● **RECORDS FOR THE TASK**
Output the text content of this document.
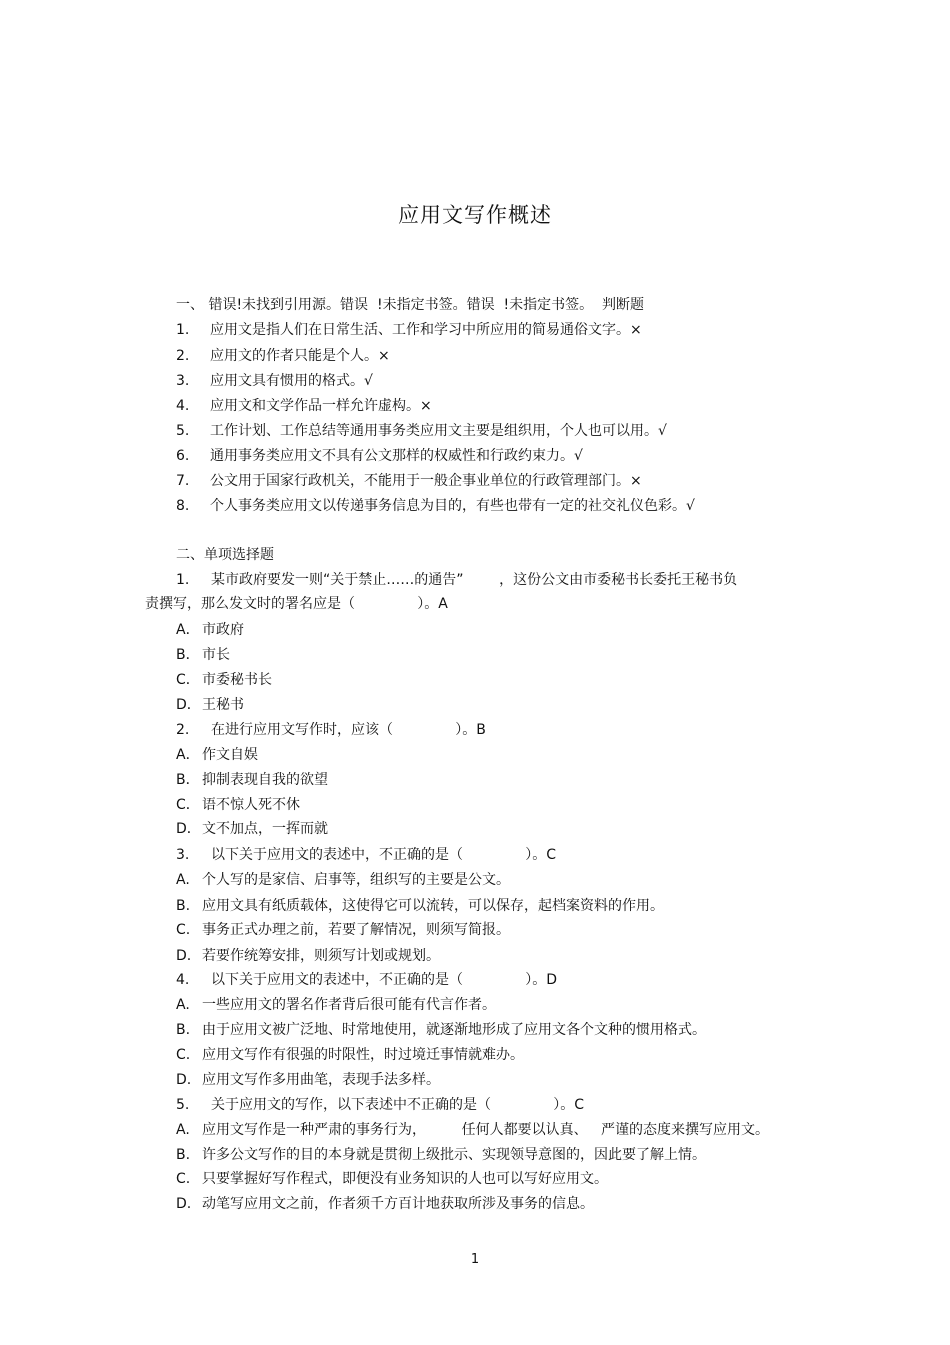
应用文写作概述
一、 错误!未找到引用源。错误  !未指定书签。错误  !未指定书签。  判断题
1. 应用文是指人们在日常生活、工作和学习中所应用的简易通俗文字。×
2. 应用文的作者只能是个人。×
3. 应用文具有惯用的格式。√
4. 应用文和文学作品一样允许虚构。×
5. 工作计划、工作总结等通用事务类应用文主要是组织用，个人也可以用。√
6. 通用事务类应用文不具有公文那样的权威性和行政约束力。√
7. 公文用于国家行政机关，不能用于一般企事业单位的行政管理部门。×
8. 个人事务类应用文以传递事务信息为目的，有些也带有一定的社交礼仪色彩。√
二、单项选择题
1. 某市政府要发一则“关于禁止……的通告”        ，这份公文由市委秘书长委托王秘书负
责撰写，那么发文时的署名应是（              ）。A
A． 市政府
B． 市长
C． 市委秘书长
D．王秘书
2. 在进行应用文写作时，应该（              ）。B
A． 作文自娱
B． 抑制表现自我的欲望
C． 语不惊人死不休
D．文不加点，一挥而就
3. 以下关于应用文的表述中，不正确的是（              ）。C
A. 个人写的是家信、启事等，组织写的主要是公文。
B. 应用文具有纸质载体，这使得它可以流转，可以保存，起档案资料的作用。
C. 事务正式办理之前，若要了解情况，则须写简报。
D. 若要作统筹安排，则须写计划或规划。
4. 以下关于应用文的表述中，不正确的是（              ）。D
A. 一些应用文的署名作者背后很可能有代言作者。
B. 由于应用文被广泛地、时常地使用，就逐渐地形成了应用文各个文种的惯用格式。
C. 应用文写作有很强的时限性，时过境迁事情就难办。
D. 应用文写作多用曲笔，表现手法多样。
5. 关于应用文的写作，以下表述中不正确的是（              ）。C
A. 应用文写作是一种严肃的事务行为，        任何人都要以认真、   严谨的态度来撰写应用文。
B. 许多公文写作的目的本身就是贯彻上级批示、实现领导意图的，因此要了解上情。
C. 只要掌握好写作程式，即便没有业务知识的人也可以写好应用文。
D. 动笔写应用文之前，作者须千方百计地获取所涉及事务的信息。
1
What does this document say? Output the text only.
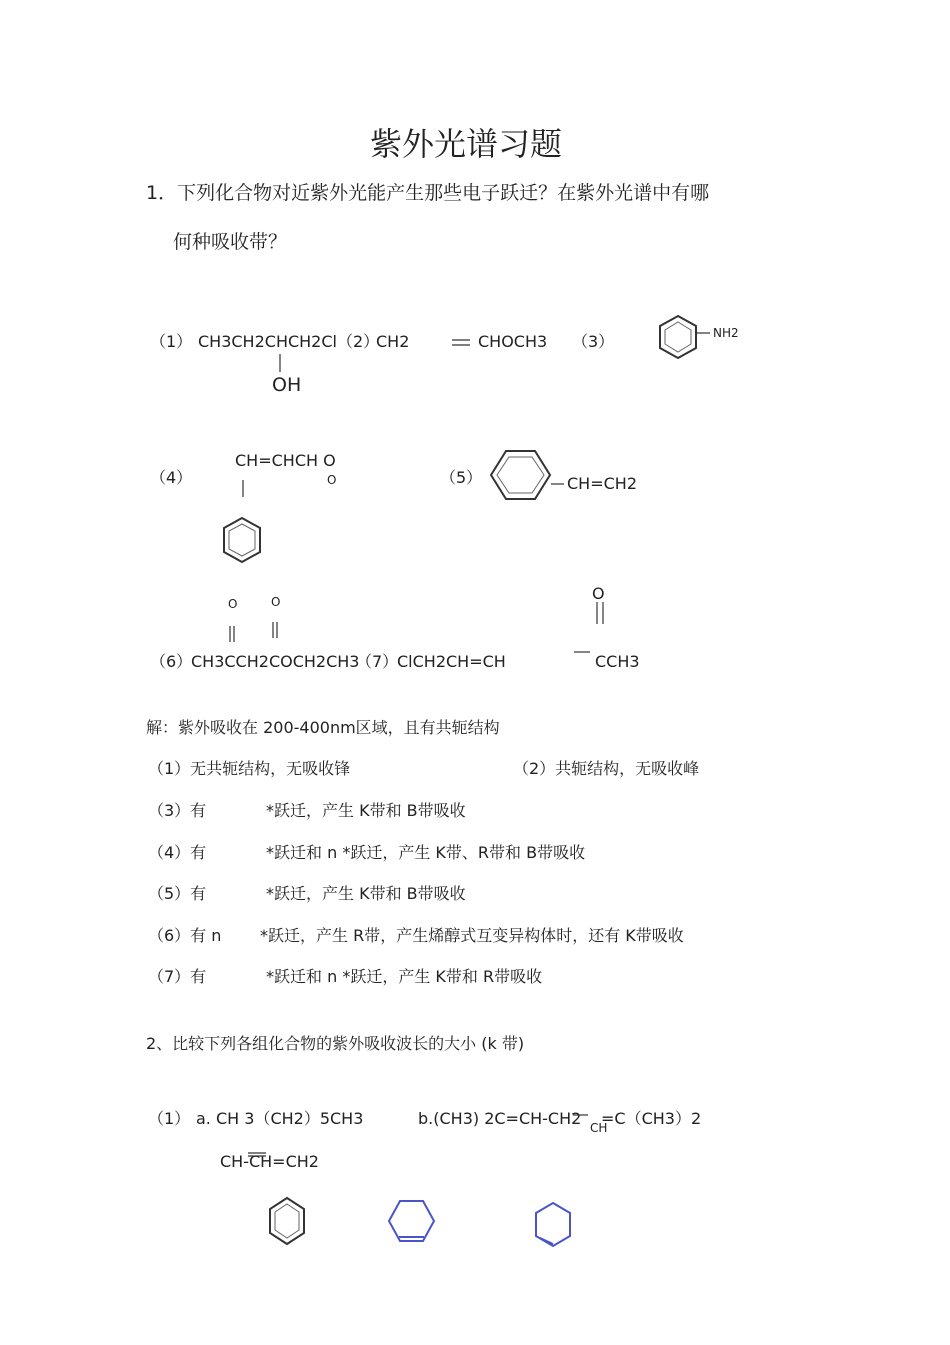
紫外光谱习题
1．下列化合物对近紫外光能产生那些电子跃迁？在紫外光谱中有哪
何种吸收带？
（1） CH3CH2CHCH2Cl
OH
（2）
CH2	CHOCH3 （3）	NH2
（4）
CH=CHCH O
O	（5）	CH=CH2
O	O
（6）
CH3CCH2COCH2CH3
（7）
ClCH2CH=CH
O
CCH3
解：紫外吸收在 200-400nm区域，且有共轭结构
（1）无共轭结构，无吸收锋	（2）共轭结构，无吸收峰
（3）有	*跃迁，产生 K带和 B带吸收
（4）有	*跃迁和 n *跃迁，产生 K带、R带和 B带吸收
（5）有	*跃迁，产生 K带和 B带吸收
（6）有 n *跃迁，产生 R带，产生烯醇式互变异构体时，还有 K带吸收
（7）有	*跃迁和 n *跃迁，产生 K带和 R带吸收
2、比较下列各组化合物的紫外吸收波长的大小 (k 带)
（1） a. CH 3（CH2）5CH3	b.(CH3) 2C=CH-CH2 =C（CH3）2
CH
CH-CH=CH2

● **EXERCISE BRIEF**
Copy out all the records exactly, excluding pictures.

● **COMPLETE OUTPUT**
Output the text content of this document.
应用文写作概述
一、 错误!未找到引用源。错误  !未指定书签。错误  !未指定书签。  判断题
1. 应用文是指人们在日常生活、工作和学习中所应用的简易通俗文字。×
2. 应用文的作者只能是个人。×
3. 应用文具有惯用的格式。√
4. 应用文和文学作品一样允许虚构。×
5. 工作计划、工作总结等通用事务类应用文主要是组织用，个人也可以用。√
6. 通用事务类应用文不具有公文那样的权威性和行政约束力。√
7. 公文用于国家行政机关，不能用于一般企事业单位的行政管理部门。×
8. 个人事务类应用文以传递事务信息为目的，有些也带有一定的社交礼仪色彩。√
二、单项选择题
1. 某市政府要发一则“关于禁止……的通告”        ，这份公文由市委秘书长委托王秘书负
责撰写，那么发文时的署名应是（              ）。A
A． 市政府
B． 市长
C． 市委秘书长
D．王秘书
2. 在进行应用文写作时，应该（              ）。B
A． 作文自娱
B． 抑制表现自我的欲望
C． 语不惊人死不休
D．文不加点，一挥而就
3. 以下关于应用文的表述中，不正确的是（              ）。C
A. 个人写的是家信、启事等，组织写的主要是公文。
B. 应用文具有纸质载体，这使得它可以流转，可以保存，起档案资料的作用。
C. 事务正式办理之前，若要了解情况，则须写简报。
D. 若要作统筹安排，则须写计划或规划。
4. 以下关于应用文的表述中，不正确的是（              ）。D
A. 一些应用文的署名作者背后很可能有代言作者。
B. 由于应用文被广泛地、时常地使用，就逐渐地形成了应用文各个文种的惯用格式。
C. 应用文写作有很强的时限性，时过境迁事情就难办。
D. 应用文写作多用曲笔，表现手法多样。
5. 关于应用文的写作，以下表述中不正确的是（              ）。C
A. 应用文写作是一种严肃的事务行为，        任何人都要以认真、   严谨的态度来撰写应用文。
B. 许多公文写作的目的本身就是贯彻上级批示、实现领导意图的，因此要了解上情。
C. 只要掌握好写作程式，即便没有业务知识的人也可以写好应用文。
D. 动笔写应用文之前，作者须千方百计地获取所涉及事务的信息。
1
What does this document say? Output the text only.
紫外光谱习题
1．下列化合物对近紫外光能产生那些电子跃迁？在紫外光谱中有哪
何种吸收带？
（1） CH3CH2CHCH2Cl
OH
（2）
CH2	CHOCH3 （3）	NH2
（4）
CH=CHCH O
O	（5）	CH=CH2
O	O
（6）
CH3CCH2COCH2CH3
（7）
ClCH2CH=CH
O
CCH3
解：紫外吸收在 200-400nm区域，且有共轭结构
（1）无共轭结构，无吸收锋	（2）共轭结构，无吸收峰
（3）有	*跃迁，产生 K带和 B带吸收
（4）有	*跃迁和 n *跃迁，产生 K带、R带和 B带吸收
（5）有	*跃迁，产生 K带和 B带吸收
（6）有 n *跃迁，产生 R带，产生烯醇式互变异构体时，还有 K带吸收
（7）有	*跃迁和 n *跃迁，产生 K带和 R带吸收
2、比较下列各组化合物的紫外吸收波长的大小 (k 带)
（1） a. CH 3（CH2）5CH3	b.(CH3) 2C=CH-CH2 =C（CH3）2
CH
CH-CH=CH2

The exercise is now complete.